→ What is needed:
Copy the lines below exactly as they appear, everything from the first line down to the line containing "histogram-bar-misc-activity[interactable] <box>1622 498", including both of those lines.

→ Extracted material:
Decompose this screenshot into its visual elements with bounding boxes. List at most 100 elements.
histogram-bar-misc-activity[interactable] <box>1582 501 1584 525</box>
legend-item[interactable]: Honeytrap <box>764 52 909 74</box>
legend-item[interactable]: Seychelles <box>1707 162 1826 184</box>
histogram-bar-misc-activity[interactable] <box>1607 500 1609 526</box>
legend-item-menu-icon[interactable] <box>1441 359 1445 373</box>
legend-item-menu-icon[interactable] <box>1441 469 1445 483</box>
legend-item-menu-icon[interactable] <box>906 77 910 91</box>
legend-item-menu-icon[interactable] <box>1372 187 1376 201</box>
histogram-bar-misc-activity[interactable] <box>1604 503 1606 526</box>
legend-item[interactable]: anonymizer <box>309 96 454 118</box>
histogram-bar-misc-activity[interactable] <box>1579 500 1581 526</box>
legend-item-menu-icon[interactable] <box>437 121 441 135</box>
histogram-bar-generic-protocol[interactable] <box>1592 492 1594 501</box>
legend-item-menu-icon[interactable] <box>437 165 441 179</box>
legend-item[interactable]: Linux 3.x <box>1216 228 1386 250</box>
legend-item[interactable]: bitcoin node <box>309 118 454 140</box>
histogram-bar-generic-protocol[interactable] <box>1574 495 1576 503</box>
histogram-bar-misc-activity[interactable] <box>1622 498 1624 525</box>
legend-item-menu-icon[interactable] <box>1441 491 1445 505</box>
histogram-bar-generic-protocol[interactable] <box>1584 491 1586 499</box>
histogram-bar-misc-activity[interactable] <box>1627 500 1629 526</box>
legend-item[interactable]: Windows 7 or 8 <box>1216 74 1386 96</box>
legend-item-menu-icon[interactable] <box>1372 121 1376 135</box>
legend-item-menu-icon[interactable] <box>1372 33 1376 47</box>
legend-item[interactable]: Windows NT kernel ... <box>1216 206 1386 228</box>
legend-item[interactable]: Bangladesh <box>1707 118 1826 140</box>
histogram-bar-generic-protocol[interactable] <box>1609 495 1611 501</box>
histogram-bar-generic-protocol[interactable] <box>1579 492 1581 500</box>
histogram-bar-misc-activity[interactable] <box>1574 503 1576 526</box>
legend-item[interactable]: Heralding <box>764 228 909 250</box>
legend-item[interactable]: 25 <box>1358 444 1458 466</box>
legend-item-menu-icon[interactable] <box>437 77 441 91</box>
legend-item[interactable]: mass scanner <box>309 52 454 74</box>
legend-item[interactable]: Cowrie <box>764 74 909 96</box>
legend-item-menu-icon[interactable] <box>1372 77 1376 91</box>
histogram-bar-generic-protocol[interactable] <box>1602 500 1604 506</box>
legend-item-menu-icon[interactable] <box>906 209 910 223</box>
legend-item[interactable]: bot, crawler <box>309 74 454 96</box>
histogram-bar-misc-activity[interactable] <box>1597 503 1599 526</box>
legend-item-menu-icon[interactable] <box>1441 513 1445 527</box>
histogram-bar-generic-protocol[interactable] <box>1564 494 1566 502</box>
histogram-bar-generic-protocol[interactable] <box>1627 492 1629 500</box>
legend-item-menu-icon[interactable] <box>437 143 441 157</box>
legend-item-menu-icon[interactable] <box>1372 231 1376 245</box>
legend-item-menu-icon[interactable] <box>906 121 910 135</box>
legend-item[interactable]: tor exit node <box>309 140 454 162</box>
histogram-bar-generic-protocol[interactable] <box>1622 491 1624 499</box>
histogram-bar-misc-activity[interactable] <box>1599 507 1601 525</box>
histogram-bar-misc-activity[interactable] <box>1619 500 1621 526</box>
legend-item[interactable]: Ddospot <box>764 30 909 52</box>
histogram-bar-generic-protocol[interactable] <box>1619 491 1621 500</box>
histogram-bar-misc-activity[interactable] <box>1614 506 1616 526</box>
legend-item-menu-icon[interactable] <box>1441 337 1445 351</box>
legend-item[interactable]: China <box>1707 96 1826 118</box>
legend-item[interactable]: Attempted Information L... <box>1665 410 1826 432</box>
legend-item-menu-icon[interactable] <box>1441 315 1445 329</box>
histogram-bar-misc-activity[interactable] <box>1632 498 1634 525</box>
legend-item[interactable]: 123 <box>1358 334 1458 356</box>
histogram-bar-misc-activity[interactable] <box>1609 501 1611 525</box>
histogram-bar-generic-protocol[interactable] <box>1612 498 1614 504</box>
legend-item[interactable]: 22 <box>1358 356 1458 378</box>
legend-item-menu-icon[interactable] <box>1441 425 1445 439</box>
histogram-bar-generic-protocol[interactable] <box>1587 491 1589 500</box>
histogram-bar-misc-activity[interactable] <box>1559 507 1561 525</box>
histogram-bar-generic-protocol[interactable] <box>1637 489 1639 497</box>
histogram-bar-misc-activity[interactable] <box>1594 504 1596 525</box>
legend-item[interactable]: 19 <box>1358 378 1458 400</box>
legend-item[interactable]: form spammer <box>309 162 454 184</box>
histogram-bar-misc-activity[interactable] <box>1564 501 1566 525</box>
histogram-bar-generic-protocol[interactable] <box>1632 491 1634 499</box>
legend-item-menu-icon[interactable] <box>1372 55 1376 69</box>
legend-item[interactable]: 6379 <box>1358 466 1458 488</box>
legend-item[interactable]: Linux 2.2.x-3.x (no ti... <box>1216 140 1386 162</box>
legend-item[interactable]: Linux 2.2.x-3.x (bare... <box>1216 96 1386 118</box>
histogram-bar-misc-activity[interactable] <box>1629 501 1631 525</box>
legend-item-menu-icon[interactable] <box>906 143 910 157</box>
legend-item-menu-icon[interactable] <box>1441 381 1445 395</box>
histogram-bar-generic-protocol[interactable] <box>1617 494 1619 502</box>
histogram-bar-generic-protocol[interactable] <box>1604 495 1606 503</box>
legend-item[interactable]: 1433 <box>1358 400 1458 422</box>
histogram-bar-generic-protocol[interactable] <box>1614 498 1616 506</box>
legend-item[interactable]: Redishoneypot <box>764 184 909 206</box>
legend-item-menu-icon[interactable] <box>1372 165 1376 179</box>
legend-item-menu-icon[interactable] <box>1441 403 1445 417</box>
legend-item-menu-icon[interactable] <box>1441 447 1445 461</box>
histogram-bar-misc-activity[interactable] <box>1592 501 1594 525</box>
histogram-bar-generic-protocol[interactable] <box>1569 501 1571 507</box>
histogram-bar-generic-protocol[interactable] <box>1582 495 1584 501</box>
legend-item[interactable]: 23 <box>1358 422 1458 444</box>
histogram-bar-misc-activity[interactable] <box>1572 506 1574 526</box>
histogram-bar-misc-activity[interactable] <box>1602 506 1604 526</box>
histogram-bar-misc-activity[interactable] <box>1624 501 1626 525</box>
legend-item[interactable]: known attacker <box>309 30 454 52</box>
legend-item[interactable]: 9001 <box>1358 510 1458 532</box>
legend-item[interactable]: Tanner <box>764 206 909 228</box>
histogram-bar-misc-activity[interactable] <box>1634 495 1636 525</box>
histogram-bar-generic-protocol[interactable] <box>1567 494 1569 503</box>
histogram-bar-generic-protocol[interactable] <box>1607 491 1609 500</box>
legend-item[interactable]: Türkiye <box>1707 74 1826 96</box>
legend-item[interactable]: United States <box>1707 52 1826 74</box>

→ The response:
Decompose this screenshot into its visual elements with bounding boxes. List at most 100 elements.
histogram-bar-misc-activity[interactable] <box>1582 501 1584 525</box>
legend-item[interactable]: Honeytrap <box>764 52 909 74</box>
legend-item[interactable]: Seychelles <box>1707 162 1826 184</box>
histogram-bar-misc-activity[interactable] <box>1607 500 1609 526</box>
legend-item-menu-icon[interactable] <box>1441 359 1445 373</box>
legend-item-menu-icon[interactable] <box>1441 469 1445 483</box>
legend-item-menu-icon[interactable] <box>906 77 910 91</box>
legend-item-menu-icon[interactable] <box>1372 187 1376 201</box>
histogram-bar-misc-activity[interactable] <box>1604 503 1606 526</box>
legend-item[interactable]: anonymizer <box>309 96 454 118</box>
histogram-bar-misc-activity[interactable] <box>1579 500 1581 526</box>
legend-item-menu-icon[interactable] <box>437 121 441 135</box>
histogram-bar-generic-protocol[interactable] <box>1592 492 1594 501</box>
legend-item-menu-icon[interactable] <box>437 165 441 179</box>
legend-item[interactable]: Linux 3.x <box>1216 228 1386 250</box>
legend-item[interactable]: bitcoin node <box>309 118 454 140</box>
histogram-bar-generic-protocol[interactable] <box>1574 495 1576 503</box>
histogram-bar-misc-activity[interactable] <box>1622 498 1624 525</box>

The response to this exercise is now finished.